### STATED GOAL
Copy out the records in full, word for word, without pictures.

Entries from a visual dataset
^^^^
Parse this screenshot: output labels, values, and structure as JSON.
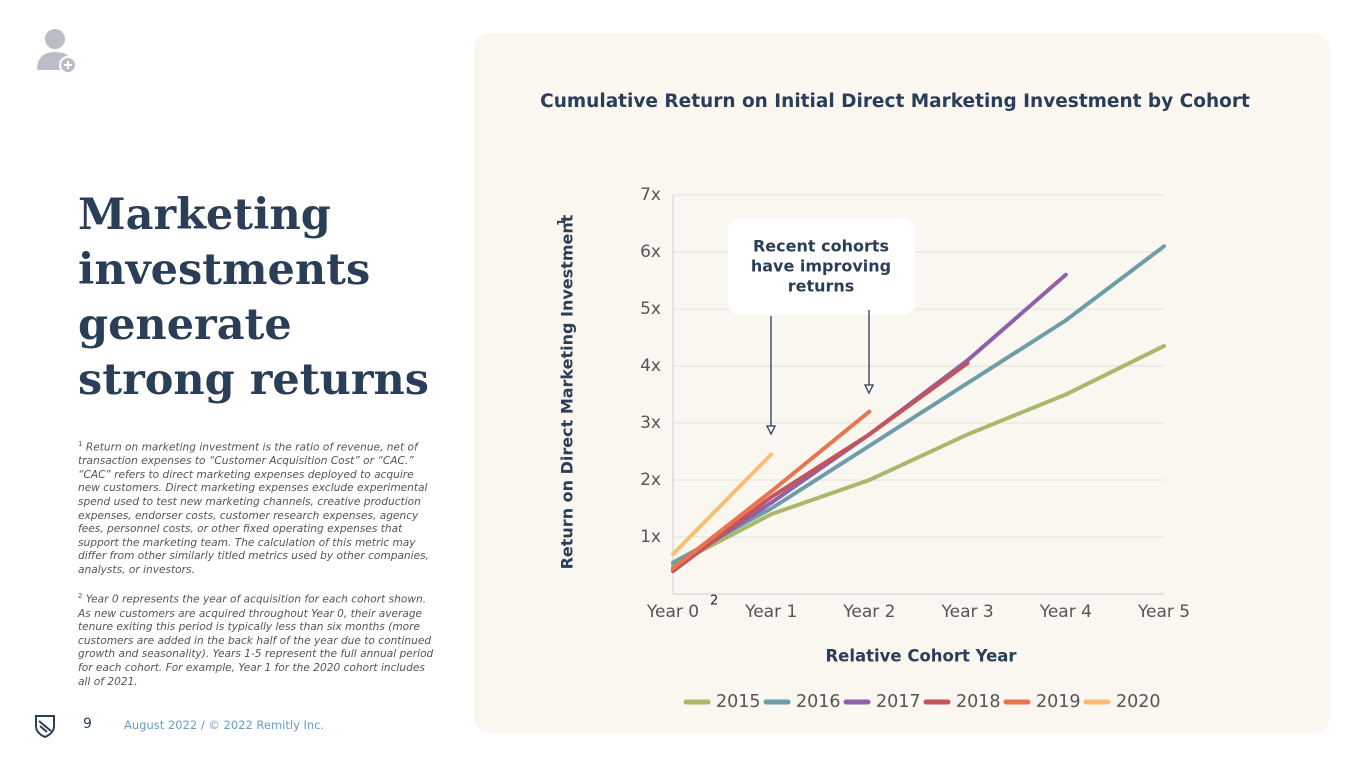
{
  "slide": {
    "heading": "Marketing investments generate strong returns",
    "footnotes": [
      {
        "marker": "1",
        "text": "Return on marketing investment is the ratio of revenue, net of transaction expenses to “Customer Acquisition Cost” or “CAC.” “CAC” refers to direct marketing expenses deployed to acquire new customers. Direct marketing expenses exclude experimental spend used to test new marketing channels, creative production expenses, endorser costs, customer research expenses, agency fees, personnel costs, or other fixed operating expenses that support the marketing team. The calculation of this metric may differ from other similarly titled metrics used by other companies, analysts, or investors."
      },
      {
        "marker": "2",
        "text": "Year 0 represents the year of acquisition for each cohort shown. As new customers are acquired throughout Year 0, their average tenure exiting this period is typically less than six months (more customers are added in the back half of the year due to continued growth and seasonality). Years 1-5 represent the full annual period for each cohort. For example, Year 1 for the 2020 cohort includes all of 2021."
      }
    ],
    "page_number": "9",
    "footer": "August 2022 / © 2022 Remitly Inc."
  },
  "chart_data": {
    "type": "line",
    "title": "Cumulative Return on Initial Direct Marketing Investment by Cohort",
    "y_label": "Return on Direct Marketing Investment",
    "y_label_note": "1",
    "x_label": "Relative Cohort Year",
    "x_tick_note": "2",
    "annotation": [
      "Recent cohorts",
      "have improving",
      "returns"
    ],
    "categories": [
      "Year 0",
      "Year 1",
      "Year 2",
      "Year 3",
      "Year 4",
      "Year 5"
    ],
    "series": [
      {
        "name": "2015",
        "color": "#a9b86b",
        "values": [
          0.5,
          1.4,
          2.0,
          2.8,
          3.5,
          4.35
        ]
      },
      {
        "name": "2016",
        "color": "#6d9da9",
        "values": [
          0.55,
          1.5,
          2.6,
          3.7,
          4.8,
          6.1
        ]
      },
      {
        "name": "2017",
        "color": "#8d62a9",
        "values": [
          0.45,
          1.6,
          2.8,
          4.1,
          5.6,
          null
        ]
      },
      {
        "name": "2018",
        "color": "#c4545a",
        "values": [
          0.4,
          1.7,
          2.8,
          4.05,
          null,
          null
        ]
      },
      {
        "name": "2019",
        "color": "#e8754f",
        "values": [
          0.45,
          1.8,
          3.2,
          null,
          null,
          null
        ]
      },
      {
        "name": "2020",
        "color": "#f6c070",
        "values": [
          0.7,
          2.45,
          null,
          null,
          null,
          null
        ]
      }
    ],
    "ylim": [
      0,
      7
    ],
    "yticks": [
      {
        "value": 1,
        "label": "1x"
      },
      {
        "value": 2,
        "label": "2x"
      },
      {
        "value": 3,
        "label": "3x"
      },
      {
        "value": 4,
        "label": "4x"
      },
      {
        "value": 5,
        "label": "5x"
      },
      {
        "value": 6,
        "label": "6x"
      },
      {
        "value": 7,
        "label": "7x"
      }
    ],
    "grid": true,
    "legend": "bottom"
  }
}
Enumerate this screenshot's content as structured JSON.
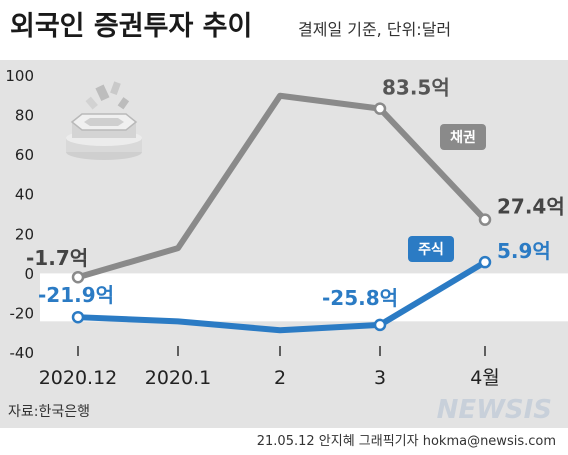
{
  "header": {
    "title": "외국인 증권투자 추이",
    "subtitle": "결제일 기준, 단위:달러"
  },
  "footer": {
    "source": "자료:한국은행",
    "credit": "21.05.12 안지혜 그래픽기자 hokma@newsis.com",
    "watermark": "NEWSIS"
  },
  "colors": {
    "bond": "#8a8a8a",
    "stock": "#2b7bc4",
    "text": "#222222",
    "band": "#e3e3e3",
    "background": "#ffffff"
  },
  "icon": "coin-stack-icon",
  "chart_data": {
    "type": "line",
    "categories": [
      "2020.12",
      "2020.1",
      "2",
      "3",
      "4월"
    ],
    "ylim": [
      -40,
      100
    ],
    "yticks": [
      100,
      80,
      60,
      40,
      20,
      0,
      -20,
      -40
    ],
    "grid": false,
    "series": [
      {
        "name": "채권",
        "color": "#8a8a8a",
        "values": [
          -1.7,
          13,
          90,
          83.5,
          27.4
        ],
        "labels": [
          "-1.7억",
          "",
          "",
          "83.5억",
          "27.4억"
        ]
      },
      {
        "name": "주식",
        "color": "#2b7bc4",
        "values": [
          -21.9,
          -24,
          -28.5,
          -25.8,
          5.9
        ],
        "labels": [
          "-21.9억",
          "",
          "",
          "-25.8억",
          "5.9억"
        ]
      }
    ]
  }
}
^^^^
### OUTPUT OF THE EXERCISE
Parse this screenshot: output labels, values, and structure as JSON.
{
  "slide": {
    "heading": "Marketing investments generate strong returns",
    "footnotes": [
      {
        "marker": "1",
        "text": "Return on marketing investment is the ratio of revenue, net of transaction expenses to “Customer Acquisition Cost” or “CAC.” “CAC” refers to direct marketing expenses deployed to acquire new customers. Direct marketing expenses exclude experimental spend used to test new marketing channels, creative production expenses, endorser costs, customer research expenses, agency fees, personnel costs, or other fixed operating expenses that support the marketing team. The calculation of this metric may differ from other similarly titled metrics used by other companies, analysts, or investors."
      },
      {
        "marker": "2",
        "text": "Year 0 represents the year of acquisition for each cohort shown. As new customers are acquired throughout Year 0, their average tenure exiting this period is typically less than six months (more customers are added in the back half of the year due to continued growth and seasonality). Years 1-5 represent the full annual period for each cohort. For example, Year 1 for the 2020 cohort includes all of 2021."
      }
    ],
    "page_number": "9",
    "footer": "August 2022 / © 2022 Remitly Inc."
  },
  "chart_data": {
    "type": "line",
    "title": "Cumulative Return on Initial Direct Marketing Investment by Cohort",
    "y_label": "Return on Direct Marketing Investment",
    "y_label_note": "1",
    "x_label": "Relative Cohort Year",
    "x_tick_note": "2",
    "annotation": [
      "Recent cohorts",
      "have improving",
      "returns"
    ],
    "categories": [
      "Year 0",
      "Year 1",
      "Year 2",
      "Year 3",
      "Year 4",
      "Year 5"
    ],
    "series": [
      {
        "name": "2015",
        "color": "#a9b86b",
        "values": [
          0.5,
          1.4,
          2.0,
          2.8,
          3.5,
          4.35
        ]
      },
      {
        "name": "2016",
        "color": "#6d9da9",
        "values": [
          0.55,
          1.5,
          2.6,
          3.7,
          4.8,
          6.1
        ]
      },
      {
        "name": "2017",
        "color": "#8d62a9",
        "values": [
          0.45,
          1.6,
          2.8,
          4.1,
          5.6,
          null
        ]
      },
      {
        "name": "2018",
        "color": "#c4545a",
        "values": [
          0.4,
          1.7,
          2.8,
          4.05,
          null,
          null
        ]
      },
      {
        "name": "2019",
        "color": "#e8754f",
        "values": [
          0.45,
          1.8,
          3.2,
          null,
          null,
          null
        ]
      },
      {
        "name": "2020",
        "color": "#f6c070",
        "values": [
          0.7,
          2.45,
          null,
          null,
          null,
          null
        ]
      }
    ],
    "ylim": [
      0,
      7
    ],
    "yticks": [
      {
        "value": 1,
        "label": "1x"
      },
      {
        "value": 2,
        "label": "2x"
      },
      {
        "value": 3,
        "label": "3x"
      },
      {
        "value": 4,
        "label": "4x"
      },
      {
        "value": 5,
        "label": "5x"
      },
      {
        "value": 6,
        "label": "6x"
      },
      {
        "value": 7,
        "label": "7x"
      }
    ],
    "grid": true,
    "legend": "bottom"
  }
}
Enumerate this screenshot's content as structured JSON.
{
  "header": {
    "title": "외국인 증권투자 추이",
    "subtitle": "결제일 기준, 단위:달러"
  },
  "footer": {
    "source": "자료:한국은행",
    "credit": "21.05.12 안지혜 그래픽기자 hokma@newsis.com",
    "watermark": "NEWSIS"
  },
  "colors": {
    "bond": "#8a8a8a",
    "stock": "#2b7bc4",
    "text": "#222222",
    "band": "#e3e3e3",
    "background": "#ffffff"
  },
  "icon": "coin-stack-icon",
  "chart_data": {
    "type": "line",
    "categories": [
      "2020.12",
      "2020.1",
      "2",
      "3",
      "4월"
    ],
    "ylim": [
      -40,
      100
    ],
    "yticks": [
      100,
      80,
      60,
      40,
      20,
      0,
      -20,
      -40
    ],
    "grid": false,
    "series": [
      {
        "name": "채권",
        "color": "#8a8a8a",
        "values": [
          -1.7,
          13,
          90,
          83.5,
          27.4
        ],
        "labels": [
          "-1.7억",
          "",
          "",
          "83.5억",
          "27.4억"
        ]
      },
      {
        "name": "주식",
        "color": "#2b7bc4",
        "values": [
          -21.9,
          -24,
          -28.5,
          -25.8,
          5.9
        ],
        "labels": [
          "-21.9억",
          "",
          "",
          "-25.8억",
          "5.9억"
        ]
      }
    ]
  }
}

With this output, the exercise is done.